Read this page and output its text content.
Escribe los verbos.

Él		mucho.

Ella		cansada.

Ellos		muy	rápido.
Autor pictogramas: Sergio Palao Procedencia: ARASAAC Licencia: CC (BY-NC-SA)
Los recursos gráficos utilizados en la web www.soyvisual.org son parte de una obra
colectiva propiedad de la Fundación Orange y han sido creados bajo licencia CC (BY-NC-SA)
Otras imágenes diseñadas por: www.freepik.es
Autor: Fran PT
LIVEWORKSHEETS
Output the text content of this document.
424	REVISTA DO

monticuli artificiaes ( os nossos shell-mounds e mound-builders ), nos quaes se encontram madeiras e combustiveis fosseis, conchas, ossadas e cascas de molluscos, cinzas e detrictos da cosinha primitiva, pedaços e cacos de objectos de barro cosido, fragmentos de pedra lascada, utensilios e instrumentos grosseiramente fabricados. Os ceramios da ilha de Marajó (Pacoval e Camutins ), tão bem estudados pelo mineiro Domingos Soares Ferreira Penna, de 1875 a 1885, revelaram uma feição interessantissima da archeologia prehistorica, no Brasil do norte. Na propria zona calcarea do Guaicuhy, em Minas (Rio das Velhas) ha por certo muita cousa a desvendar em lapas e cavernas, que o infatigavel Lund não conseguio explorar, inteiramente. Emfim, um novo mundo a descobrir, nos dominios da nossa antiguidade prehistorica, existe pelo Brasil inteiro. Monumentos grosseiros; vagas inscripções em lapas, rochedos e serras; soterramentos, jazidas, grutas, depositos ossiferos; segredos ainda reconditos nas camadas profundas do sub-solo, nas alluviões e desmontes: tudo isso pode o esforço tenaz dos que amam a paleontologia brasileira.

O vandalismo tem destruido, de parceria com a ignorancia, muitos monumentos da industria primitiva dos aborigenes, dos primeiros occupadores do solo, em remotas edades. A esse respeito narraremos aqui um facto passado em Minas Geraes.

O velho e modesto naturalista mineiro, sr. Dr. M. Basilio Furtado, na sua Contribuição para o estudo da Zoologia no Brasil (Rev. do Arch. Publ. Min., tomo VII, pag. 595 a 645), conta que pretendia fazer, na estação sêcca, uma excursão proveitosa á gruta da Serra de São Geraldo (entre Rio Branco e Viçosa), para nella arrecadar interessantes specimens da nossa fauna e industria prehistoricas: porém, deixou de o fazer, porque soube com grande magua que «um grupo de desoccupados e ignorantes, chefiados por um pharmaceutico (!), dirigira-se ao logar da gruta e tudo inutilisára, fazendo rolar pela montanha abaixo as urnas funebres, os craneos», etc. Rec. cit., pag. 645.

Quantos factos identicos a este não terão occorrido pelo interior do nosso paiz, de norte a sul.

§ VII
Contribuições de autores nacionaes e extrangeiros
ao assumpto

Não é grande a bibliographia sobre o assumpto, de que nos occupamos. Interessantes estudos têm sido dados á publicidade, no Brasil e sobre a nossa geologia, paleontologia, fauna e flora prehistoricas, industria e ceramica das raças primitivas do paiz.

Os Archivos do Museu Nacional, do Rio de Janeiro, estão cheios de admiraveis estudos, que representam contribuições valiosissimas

= PROBLEM =
Having read the entries above, restate them all word for word.

= SOLUTION FOR THIS EXERCISE =
Read this page and output its text content.
Escribe los verbos.

Él		mucho.

Ella		cansada.

Ellos		muy	rápido.
Autor pictogramas: Sergio Palao Procedencia: ARASAAC Licencia: CC (BY-NC-SA)
Los recursos gráficos utilizados en la web www.soyvisual.org son parte de una obra
colectiva propiedad de la Fundación Orange y han sido creados bajo licencia CC (BY-NC-SA)
Otras imágenes diseñadas por: www.freepik.es
Autor: Fran PT
LIVEWORKSHEETS
Output the text content of this document.
424	REVISTA DO

monticuli artificiaes ( os nossos shell-mounds e mound-builders ), nos quaes se encontram madeiras e combustiveis fosseis, conchas, ossadas e cascas de molluscos, cinzas e detrictos da cosinha primitiva, pedaços e cacos de objectos de barro cosido, fragmentos de pedra lascada, utensilios e instrumentos grosseiramente fabricados. Os ceramios da ilha de Marajó (Pacoval e Camutins ), tão bem estudados pelo mineiro Domingos Soares Ferreira Penna, de 1875 a 1885, revelaram uma feição interessantissima da archeologia prehistorica, no Brasil do norte. Na propria zona calcarea do Guaicuhy, em Minas (Rio das Velhas) ha por certo muita cousa a desvendar em lapas e cavernas, que o infatigavel Lund não conseguio explorar, inteiramente. Emfim, um novo mundo a descobrir, nos dominios da nossa antiguidade prehistorica, existe pelo Brasil inteiro. Monumentos grosseiros; vagas inscripções em lapas, rochedos e serras; soterramentos, jazidas, grutas, depositos ossiferos; segredos ainda reconditos nas camadas profundas do sub-solo, nas alluviões e desmontes: tudo isso pode o esforço tenaz dos que amam a paleontologia brasileira.

O vandalismo tem destruido, de parceria com a ignorancia, muitos monumentos da industria primitiva dos aborigenes, dos primeiros occupadores do solo, em remotas edades. A esse respeito narraremos aqui um facto passado em Minas Geraes.

O velho e modesto naturalista mineiro, sr. Dr. M. Basilio Furtado, na sua Contribuição para o estudo da Zoologia no Brasil (Rev. do Arch. Publ. Min., tomo VII, pag. 595 a 645), conta que pretendia fazer, na estação sêcca, uma excursão proveitosa á gruta da Serra de São Geraldo (entre Rio Branco e Viçosa), para nella arrecadar interessantes specimens da nossa fauna e industria prehistoricas: porém, deixou de o fazer, porque soube com grande magua que «um grupo de desoccupados e ignorantes, chefiados por um pharmaceutico (!), dirigira-se ao logar da gruta e tudo inutilisára, fazendo rolar pela montanha abaixo as urnas funebres, os craneos», etc. Rec. cit., pag. 645.

Quantos factos identicos a este não terão occorrido pelo interior do nosso paiz, de norte a sul.

§ VII
Contribuições de autores nacionaes e extrangeiros
ao assumpto

Não é grande a bibliographia sobre o assumpto, de que nos occupamos. Interessantes estudos têm sido dados á publicidade, no Brasil e sobre a nossa geologia, paleontologia, fauna e flora prehistoricas, industria e ceramica das raças primitivas do paiz.

Os Archivos do Museu Nacional, do Rio de Janeiro, estão cheios de admiraveis estudos, que representam contribuições valiosissimas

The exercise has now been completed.